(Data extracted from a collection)

---*---

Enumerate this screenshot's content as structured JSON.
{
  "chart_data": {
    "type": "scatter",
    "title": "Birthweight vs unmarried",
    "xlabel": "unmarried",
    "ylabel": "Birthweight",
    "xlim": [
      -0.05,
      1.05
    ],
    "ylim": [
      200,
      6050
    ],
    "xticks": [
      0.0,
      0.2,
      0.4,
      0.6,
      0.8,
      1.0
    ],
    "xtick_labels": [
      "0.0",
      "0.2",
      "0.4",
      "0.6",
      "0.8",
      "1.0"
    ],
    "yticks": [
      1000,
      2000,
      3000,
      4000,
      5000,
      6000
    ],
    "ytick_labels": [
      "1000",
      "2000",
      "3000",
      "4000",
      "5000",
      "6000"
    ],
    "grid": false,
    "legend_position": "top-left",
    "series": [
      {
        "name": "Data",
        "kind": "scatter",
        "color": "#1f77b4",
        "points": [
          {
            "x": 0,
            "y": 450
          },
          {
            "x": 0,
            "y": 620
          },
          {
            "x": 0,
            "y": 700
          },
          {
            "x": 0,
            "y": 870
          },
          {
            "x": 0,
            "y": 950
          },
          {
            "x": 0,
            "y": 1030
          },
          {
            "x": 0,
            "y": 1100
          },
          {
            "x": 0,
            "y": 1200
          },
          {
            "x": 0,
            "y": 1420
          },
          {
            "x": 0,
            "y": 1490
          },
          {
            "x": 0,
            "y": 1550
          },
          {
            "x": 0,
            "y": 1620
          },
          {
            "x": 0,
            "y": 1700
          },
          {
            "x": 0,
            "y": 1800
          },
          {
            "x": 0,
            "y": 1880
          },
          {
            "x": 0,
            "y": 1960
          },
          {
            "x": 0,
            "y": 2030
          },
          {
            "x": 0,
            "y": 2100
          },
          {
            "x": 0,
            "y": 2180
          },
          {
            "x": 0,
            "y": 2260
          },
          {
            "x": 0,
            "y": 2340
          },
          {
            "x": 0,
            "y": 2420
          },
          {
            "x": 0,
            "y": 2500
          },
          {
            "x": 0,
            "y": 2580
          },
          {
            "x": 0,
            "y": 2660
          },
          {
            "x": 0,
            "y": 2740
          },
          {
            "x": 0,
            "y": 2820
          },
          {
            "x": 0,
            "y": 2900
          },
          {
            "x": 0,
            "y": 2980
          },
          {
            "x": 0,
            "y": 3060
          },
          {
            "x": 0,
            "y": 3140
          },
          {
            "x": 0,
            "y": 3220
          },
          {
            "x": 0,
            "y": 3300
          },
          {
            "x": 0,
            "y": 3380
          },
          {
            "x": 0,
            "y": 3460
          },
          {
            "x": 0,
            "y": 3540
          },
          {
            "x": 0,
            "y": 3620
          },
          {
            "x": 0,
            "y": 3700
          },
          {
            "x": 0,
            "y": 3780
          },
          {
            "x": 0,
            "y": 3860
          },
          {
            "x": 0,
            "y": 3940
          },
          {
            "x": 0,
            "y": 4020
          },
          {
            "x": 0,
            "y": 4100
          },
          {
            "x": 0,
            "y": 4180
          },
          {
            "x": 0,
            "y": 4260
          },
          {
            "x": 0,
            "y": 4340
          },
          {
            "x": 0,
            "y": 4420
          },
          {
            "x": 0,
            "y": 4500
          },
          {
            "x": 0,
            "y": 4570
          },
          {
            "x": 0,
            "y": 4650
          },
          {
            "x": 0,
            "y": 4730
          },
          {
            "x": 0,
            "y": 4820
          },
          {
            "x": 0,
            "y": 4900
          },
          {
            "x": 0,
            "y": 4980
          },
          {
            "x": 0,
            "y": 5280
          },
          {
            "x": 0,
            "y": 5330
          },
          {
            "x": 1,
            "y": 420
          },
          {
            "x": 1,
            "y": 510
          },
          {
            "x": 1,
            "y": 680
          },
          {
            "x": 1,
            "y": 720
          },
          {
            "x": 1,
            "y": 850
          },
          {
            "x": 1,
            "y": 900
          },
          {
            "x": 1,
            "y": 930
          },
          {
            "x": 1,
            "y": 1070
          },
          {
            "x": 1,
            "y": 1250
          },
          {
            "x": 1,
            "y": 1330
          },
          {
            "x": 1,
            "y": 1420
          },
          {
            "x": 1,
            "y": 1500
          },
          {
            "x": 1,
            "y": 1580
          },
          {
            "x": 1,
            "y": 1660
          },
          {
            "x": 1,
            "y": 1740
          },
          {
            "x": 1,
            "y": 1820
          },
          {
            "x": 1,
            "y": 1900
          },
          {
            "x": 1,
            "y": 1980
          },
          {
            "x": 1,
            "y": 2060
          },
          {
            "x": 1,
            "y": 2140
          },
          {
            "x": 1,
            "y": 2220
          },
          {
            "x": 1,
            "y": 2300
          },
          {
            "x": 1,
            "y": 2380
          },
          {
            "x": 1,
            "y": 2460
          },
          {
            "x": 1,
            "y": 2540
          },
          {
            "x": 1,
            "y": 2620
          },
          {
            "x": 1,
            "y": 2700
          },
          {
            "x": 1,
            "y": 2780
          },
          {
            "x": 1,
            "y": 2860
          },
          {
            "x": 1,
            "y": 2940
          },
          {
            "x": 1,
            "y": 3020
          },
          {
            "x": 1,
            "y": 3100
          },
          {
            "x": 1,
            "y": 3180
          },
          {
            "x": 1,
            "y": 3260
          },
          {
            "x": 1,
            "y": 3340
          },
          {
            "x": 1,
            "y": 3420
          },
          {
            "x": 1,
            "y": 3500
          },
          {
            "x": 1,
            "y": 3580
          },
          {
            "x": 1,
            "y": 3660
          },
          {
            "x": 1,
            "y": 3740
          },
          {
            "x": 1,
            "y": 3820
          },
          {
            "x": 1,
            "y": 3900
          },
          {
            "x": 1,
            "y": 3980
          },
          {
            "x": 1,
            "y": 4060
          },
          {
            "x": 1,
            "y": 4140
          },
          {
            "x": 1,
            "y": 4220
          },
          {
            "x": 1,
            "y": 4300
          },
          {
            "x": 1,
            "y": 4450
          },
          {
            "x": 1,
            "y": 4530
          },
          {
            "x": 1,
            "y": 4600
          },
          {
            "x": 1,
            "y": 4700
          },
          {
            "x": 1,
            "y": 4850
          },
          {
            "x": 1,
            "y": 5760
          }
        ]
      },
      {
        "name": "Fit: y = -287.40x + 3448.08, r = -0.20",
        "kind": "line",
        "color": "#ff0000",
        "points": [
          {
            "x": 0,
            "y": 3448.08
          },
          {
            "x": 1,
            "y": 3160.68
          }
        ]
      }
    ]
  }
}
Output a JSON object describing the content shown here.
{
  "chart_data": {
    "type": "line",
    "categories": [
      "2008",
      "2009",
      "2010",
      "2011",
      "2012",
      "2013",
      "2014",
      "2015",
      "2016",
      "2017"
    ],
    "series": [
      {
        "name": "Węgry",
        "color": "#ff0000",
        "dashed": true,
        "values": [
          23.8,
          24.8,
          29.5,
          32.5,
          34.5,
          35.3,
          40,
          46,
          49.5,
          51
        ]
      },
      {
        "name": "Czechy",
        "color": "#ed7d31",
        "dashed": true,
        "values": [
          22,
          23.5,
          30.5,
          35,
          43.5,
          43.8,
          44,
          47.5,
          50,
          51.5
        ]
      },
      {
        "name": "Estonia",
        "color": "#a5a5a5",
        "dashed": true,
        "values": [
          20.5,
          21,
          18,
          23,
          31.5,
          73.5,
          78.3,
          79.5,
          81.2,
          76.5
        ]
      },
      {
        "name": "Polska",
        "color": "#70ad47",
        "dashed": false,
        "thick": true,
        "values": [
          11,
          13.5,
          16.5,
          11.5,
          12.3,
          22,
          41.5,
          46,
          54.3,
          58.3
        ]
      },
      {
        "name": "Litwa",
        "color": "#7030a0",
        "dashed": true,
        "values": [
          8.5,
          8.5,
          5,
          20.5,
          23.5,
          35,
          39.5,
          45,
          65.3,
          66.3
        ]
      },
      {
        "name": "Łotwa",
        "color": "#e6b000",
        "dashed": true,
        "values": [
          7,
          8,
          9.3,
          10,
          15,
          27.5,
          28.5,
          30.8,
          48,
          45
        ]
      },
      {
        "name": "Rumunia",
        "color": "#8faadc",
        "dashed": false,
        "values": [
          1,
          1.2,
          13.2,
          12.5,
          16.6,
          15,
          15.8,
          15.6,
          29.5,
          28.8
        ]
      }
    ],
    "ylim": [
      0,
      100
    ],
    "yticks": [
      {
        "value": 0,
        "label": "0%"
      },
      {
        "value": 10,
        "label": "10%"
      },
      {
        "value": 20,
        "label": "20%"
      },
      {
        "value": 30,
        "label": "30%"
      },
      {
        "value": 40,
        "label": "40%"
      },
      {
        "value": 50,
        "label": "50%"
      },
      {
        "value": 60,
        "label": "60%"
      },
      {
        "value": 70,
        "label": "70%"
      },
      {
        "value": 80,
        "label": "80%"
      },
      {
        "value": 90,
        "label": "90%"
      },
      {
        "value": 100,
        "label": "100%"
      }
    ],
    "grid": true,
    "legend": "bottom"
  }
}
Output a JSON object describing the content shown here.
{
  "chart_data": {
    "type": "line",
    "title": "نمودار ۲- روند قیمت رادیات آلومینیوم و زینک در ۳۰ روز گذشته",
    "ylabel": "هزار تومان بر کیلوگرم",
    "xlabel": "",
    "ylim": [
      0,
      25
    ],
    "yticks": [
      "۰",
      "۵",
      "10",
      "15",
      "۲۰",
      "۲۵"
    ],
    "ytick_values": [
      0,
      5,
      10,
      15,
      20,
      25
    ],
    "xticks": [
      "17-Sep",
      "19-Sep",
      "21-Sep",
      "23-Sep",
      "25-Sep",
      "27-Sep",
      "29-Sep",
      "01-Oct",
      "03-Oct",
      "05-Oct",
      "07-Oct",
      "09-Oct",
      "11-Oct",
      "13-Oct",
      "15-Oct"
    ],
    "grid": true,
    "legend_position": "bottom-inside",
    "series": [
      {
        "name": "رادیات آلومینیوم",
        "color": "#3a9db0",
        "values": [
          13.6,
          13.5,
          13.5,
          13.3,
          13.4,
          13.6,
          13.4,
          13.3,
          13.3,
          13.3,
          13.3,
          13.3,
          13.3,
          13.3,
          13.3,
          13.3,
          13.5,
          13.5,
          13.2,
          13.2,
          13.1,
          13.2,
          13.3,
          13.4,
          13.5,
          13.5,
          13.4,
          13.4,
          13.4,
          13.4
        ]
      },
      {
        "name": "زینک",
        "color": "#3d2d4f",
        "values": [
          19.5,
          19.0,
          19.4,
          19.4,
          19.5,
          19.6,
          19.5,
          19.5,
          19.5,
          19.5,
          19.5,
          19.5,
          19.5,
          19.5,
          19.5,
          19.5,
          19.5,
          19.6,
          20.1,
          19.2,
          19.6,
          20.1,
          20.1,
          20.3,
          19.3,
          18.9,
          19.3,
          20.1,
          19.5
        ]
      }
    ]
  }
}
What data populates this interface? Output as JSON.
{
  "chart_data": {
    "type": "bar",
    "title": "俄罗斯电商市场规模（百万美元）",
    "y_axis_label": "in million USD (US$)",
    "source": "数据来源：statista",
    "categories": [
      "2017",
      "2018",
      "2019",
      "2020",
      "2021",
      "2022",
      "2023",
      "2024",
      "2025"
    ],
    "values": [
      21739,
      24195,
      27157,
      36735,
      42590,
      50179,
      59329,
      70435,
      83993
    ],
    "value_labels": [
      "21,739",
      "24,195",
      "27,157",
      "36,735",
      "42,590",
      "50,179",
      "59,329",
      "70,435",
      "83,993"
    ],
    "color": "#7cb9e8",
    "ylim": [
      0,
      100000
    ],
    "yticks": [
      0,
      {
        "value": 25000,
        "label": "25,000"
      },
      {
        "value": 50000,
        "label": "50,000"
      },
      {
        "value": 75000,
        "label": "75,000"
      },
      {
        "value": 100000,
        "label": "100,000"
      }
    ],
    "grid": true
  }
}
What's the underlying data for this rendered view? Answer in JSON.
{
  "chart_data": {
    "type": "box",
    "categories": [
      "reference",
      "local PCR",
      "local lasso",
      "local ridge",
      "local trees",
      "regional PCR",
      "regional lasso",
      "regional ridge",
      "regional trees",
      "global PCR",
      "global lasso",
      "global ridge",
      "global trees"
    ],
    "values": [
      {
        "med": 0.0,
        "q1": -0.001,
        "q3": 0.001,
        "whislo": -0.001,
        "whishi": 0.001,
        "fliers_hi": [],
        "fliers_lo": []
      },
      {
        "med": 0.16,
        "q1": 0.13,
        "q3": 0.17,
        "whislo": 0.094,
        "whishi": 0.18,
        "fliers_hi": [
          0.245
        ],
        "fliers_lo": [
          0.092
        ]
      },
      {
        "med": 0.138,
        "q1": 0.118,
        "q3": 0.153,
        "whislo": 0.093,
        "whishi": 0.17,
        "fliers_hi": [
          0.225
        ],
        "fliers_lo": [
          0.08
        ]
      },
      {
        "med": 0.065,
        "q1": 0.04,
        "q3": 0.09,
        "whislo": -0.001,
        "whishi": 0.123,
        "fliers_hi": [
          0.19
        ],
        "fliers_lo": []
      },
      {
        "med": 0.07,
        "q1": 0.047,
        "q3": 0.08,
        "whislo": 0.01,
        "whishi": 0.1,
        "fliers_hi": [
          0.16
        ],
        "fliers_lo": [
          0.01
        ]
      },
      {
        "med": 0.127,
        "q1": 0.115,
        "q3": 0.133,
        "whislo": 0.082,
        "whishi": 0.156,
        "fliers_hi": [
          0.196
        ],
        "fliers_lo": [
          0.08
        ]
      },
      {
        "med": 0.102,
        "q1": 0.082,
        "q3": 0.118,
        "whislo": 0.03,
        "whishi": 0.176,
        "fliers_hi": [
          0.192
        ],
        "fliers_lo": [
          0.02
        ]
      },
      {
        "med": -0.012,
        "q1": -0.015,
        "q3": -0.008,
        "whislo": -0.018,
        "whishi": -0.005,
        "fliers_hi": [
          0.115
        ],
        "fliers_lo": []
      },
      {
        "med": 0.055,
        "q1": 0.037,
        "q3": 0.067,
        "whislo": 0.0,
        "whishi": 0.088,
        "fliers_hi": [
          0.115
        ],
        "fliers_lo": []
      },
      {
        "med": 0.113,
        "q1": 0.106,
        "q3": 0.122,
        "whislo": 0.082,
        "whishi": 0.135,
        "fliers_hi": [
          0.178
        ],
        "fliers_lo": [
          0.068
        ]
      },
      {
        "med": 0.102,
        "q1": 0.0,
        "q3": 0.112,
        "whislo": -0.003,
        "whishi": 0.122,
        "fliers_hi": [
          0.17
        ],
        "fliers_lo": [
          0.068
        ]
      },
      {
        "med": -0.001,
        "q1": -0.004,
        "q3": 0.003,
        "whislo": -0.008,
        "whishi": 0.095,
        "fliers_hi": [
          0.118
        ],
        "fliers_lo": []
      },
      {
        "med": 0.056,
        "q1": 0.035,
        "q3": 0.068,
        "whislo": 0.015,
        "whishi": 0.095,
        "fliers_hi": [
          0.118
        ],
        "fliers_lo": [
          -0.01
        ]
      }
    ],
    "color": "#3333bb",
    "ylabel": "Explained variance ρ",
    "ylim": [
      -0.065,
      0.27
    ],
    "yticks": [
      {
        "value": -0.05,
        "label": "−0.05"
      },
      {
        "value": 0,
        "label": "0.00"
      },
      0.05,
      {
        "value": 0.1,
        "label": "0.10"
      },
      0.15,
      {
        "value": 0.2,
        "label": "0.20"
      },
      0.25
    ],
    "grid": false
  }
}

---*---

* _Exercise_
Gather, from the listing above, every line carrying the word "زینک".

* _The reply_
    "title": "نمودار ۲- روند قیمت رادیات آلومینیوم و زینک در ۳۰ روز گذشته",
        "name": "زینک",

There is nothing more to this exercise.